**YOUR INSTRUCTIONS:**
Go through the records and copy each line where the word "puede" occurs.

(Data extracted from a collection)
--

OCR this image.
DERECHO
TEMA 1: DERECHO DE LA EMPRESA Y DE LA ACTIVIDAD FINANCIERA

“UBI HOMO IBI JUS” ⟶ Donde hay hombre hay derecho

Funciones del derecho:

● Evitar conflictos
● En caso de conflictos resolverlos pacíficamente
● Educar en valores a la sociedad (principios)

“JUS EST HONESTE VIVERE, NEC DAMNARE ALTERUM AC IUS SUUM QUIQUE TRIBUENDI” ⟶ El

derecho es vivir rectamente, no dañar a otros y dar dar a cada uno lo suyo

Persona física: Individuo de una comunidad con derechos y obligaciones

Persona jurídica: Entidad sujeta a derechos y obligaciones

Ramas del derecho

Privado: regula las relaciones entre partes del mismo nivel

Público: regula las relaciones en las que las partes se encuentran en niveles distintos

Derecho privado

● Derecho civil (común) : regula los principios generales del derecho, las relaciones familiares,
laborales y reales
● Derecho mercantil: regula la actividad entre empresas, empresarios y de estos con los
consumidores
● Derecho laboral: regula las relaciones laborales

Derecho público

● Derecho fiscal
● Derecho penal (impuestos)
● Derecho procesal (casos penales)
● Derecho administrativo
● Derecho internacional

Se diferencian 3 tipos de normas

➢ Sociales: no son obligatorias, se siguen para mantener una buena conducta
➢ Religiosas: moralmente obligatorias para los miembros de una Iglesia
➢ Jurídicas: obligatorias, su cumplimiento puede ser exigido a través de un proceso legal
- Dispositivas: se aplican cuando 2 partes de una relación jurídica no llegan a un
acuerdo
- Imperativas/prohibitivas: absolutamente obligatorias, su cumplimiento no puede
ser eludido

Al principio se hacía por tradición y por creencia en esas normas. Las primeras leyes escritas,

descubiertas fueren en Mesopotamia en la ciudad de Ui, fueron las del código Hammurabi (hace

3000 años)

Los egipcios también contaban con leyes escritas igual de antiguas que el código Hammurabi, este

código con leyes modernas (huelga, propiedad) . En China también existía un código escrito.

--

**COMPLETE RESPONSE:**
➢ Jurídicas: obligatorias, su cumplimiento puede ser exigido a través de un proceso legal
- Imperativas/prohibitivas: absolutamente obligatorias, su cumplimiento no puede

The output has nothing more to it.